■ **Work to complete**
What is the number of lines containing "vias"? Give only that number.

Start of Stored records

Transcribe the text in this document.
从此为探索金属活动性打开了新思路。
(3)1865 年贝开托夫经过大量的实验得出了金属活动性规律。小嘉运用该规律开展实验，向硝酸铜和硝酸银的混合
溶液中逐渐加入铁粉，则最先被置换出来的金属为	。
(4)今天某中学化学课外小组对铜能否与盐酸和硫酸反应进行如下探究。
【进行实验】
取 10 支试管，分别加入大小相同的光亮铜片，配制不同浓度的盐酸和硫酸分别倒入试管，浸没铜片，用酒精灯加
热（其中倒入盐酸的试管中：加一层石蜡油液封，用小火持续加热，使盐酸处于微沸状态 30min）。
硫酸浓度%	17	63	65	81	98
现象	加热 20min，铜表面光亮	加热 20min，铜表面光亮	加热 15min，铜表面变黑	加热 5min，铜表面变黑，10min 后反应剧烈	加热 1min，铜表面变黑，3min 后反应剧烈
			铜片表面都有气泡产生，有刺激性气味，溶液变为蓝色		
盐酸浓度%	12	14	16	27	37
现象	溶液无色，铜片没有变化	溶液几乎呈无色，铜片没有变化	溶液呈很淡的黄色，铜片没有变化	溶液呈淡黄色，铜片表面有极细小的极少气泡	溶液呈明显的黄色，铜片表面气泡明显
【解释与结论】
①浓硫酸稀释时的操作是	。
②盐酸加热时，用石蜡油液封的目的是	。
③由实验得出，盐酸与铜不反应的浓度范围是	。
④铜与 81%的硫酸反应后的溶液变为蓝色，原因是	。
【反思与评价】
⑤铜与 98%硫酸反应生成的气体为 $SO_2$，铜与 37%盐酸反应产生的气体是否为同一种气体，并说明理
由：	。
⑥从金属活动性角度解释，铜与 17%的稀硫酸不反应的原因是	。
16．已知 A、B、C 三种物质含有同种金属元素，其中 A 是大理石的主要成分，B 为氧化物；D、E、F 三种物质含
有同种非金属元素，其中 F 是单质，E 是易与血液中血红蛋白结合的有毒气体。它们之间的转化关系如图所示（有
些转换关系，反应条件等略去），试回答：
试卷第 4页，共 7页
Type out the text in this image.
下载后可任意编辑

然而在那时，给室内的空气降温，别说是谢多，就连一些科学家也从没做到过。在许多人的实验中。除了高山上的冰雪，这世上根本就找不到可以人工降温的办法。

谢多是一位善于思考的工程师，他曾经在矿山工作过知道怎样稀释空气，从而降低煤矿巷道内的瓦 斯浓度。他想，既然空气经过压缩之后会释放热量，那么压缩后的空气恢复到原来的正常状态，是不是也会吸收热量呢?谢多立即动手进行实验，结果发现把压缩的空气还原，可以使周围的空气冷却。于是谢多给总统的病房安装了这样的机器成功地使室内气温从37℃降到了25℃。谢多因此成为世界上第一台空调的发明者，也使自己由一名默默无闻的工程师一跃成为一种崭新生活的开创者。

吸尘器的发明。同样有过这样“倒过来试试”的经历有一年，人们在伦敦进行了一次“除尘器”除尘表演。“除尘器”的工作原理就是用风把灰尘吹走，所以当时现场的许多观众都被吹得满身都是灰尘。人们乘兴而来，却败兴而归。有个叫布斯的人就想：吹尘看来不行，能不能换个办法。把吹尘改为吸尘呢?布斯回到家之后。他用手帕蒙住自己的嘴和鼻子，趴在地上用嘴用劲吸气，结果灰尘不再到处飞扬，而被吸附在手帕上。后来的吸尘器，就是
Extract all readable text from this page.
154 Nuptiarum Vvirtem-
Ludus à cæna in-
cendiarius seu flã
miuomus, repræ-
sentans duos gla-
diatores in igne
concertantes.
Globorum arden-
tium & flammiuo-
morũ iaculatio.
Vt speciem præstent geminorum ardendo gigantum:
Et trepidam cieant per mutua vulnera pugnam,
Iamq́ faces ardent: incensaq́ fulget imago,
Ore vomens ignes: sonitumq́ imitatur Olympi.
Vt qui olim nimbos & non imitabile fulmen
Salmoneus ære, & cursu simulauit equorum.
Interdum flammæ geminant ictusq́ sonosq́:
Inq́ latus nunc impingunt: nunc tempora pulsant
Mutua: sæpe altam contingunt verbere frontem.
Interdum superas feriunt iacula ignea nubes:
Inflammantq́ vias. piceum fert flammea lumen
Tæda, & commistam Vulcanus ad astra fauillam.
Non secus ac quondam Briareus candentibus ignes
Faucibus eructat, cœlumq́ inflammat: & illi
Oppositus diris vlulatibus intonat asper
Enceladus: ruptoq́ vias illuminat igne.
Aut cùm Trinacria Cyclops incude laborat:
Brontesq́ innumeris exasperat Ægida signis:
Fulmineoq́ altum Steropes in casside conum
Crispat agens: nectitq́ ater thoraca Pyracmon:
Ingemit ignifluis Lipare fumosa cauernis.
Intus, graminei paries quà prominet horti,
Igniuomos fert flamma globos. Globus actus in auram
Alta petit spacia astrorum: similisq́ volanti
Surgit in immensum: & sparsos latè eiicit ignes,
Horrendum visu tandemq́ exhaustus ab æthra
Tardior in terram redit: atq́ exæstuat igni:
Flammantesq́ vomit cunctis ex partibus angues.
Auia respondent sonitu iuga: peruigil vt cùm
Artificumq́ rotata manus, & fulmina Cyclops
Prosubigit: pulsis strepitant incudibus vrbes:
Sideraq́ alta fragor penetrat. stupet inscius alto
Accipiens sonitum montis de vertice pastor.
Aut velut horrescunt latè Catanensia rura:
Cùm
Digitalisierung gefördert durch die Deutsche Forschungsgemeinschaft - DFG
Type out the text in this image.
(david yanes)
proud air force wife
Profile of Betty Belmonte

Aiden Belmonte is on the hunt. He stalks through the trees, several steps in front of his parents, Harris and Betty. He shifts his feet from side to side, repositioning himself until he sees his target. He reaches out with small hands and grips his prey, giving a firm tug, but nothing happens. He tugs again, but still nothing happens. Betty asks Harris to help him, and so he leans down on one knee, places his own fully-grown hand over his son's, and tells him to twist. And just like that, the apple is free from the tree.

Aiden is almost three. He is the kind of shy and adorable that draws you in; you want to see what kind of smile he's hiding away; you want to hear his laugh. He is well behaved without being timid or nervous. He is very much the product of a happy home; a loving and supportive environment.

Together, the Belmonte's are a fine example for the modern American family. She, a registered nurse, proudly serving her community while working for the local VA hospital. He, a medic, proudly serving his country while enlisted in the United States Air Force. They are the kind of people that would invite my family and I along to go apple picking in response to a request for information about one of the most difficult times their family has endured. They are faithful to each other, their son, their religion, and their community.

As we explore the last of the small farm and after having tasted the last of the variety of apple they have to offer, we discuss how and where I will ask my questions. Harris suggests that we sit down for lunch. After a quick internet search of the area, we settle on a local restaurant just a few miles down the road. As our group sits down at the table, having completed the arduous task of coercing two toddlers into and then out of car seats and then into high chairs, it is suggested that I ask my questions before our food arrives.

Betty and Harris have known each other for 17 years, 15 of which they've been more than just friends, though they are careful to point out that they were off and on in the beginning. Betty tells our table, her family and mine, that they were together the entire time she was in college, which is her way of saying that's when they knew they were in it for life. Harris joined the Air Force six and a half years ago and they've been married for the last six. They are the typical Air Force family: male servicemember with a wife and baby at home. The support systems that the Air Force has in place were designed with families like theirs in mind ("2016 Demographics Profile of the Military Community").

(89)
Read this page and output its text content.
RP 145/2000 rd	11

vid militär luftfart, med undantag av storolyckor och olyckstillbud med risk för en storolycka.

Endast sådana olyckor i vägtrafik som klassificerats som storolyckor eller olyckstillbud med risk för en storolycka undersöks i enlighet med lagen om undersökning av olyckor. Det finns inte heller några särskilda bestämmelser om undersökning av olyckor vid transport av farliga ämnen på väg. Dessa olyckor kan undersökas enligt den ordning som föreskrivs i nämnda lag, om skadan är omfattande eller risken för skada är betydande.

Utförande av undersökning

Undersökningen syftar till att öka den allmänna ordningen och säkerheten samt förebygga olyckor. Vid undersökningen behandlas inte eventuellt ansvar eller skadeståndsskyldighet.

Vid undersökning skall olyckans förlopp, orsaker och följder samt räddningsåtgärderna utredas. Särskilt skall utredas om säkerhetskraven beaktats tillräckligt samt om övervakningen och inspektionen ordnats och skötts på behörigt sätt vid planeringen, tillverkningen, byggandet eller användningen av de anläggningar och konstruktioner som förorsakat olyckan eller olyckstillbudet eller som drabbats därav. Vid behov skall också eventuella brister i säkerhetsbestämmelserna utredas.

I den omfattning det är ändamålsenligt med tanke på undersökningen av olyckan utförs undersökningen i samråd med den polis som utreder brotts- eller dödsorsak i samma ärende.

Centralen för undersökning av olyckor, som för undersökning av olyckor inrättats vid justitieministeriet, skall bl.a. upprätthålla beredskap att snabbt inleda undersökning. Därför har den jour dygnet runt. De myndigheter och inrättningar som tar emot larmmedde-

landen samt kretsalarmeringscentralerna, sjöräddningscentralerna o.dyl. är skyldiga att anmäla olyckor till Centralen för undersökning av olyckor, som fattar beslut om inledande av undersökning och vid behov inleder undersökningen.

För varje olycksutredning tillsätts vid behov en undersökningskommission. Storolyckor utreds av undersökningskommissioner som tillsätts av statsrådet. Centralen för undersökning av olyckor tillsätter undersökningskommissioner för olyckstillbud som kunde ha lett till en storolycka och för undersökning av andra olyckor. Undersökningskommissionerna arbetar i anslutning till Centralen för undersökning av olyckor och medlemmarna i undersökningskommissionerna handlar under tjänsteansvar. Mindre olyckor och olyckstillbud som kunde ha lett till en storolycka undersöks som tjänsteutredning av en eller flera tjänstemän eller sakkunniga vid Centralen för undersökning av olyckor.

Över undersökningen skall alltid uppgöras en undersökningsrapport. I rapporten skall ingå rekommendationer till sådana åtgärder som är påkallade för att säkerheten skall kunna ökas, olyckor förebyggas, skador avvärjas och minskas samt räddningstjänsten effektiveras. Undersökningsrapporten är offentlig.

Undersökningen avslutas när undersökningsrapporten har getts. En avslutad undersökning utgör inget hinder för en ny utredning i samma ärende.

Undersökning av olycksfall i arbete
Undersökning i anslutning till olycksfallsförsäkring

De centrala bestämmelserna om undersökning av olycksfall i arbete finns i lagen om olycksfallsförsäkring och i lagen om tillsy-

End of Stored records

■ **Full solution**
2